## What is expected
Every record below should be transcribed exactly. Omit the images.

Entries from a dataset
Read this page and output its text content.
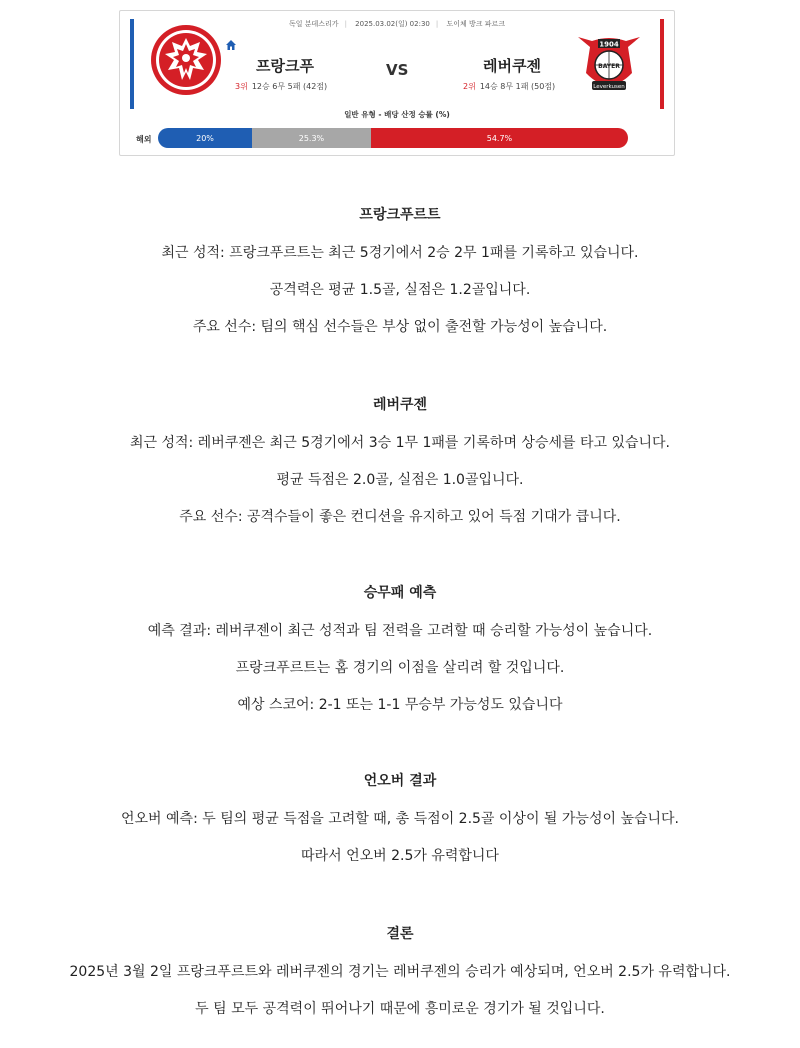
독일 분데스리가 | 2025.03.02(일) 02:30 | 도이체 방크 파르크
프랑크푸	VS	레버쿠젠
3위 12승 6무 5패 (42점)	2위 14승 8무 1패 (50점)
1904
BAYER
Leverkusen
일반 유형 - 배당 산정 승률 (%)
해외	20%	25.3%	54.7%
프랑크푸르트

최근 성적: 프랑크푸르트는 최근 5경기에서 2승 2무 1패를 기록하고 있습니다.

공격력은 평균 1.5골, 실점은 1.2골입니다.

주요 선수: 팀의 핵심 선수들은 부상 없이 출전할 가능성이 높습니다.

레버쿠젠

최근 성적: 레버쿠젠은 최근 5경기에서 3승 1무 1패를 기록하며 상승세를 타고 있습니다.

평균 득점은 2.0골, 실점은 1.0골입니다.

주요 선수: 공격수들이 좋은 컨디션을 유지하고 있어 득점 기대가 큽니다.

승무패 예측

예측 결과: 레버쿠젠이 최근 성적과 팀 전력을 고려할 때 승리할 가능성이 높습니다.

프랑크푸르트는 홈 경기의 이점을 살리려 할 것입니다.

예상 스코어: 2-1 또는 1-1 무승부 가능성도 있습니다

언오버 결과

언오버 예측: 두 팀의 평균 득점을 고려할 때, 총 득점이 2.5골 이상이 될 가능성이 높습니다.

따라서 언오버 2.5가 유력합니다

결론

2025년 3월 2일 프랑크푸르트와 레버쿠젠의 경기는 레버쿠젠의 승리가 예상되며, 언오버 2.5가 유력합니다.

두 팀 모두 공격력이 뛰어나기 때문에 흥미로운 경기가 될 것입니다.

## Task output
Read this page and output its text content.
독일 분데스리가 | 2025.03.02(일) 02:30 | 도이체 방크 파르크
프랑크푸	VS	레버쿠젠
3위 12승 6무 5패 (42점)	2위 14승 8무 1패 (50점)
1904
BAYER
Leverkusen
일반 유형 - 배당 산정 승률 (%)
해외	20%	25.3%	54.7%
프랑크푸르트

최근 성적: 프랑크푸르트는 최근 5경기에서 2승 2무 1패를 기록하고 있습니다.

공격력은 평균 1.5골, 실점은 1.2골입니다.

주요 선수: 팀의 핵심 선수들은 부상 없이 출전할 가능성이 높습니다.

레버쿠젠

최근 성적: 레버쿠젠은 최근 5경기에서 3승 1무 1패를 기록하며 상승세를 타고 있습니다.

평균 득점은 2.0골, 실점은 1.0골입니다.

주요 선수: 공격수들이 좋은 컨디션을 유지하고 있어 득점 기대가 큽니다.

승무패 예측

예측 결과: 레버쿠젠이 최근 성적과 팀 전력을 고려할 때 승리할 가능성이 높습니다.

프랑크푸르트는 홈 경기의 이점을 살리려 할 것입니다.

예상 스코어: 2-1 또는 1-1 무승부 가능성도 있습니다

언오버 결과

언오버 예측: 두 팀의 평균 득점을 고려할 때, 총 득점이 2.5골 이상이 될 가능성이 높습니다.

따라서 언오버 2.5가 유력합니다

결론

2025년 3월 2일 프랑크푸르트와 레버쿠젠의 경기는 레버쿠젠의 승리가 예상되며, 언오버 2.5가 유력합니다.

두 팀 모두 공격력이 뛰어나기 때문에 흥미로운 경기가 될 것입니다.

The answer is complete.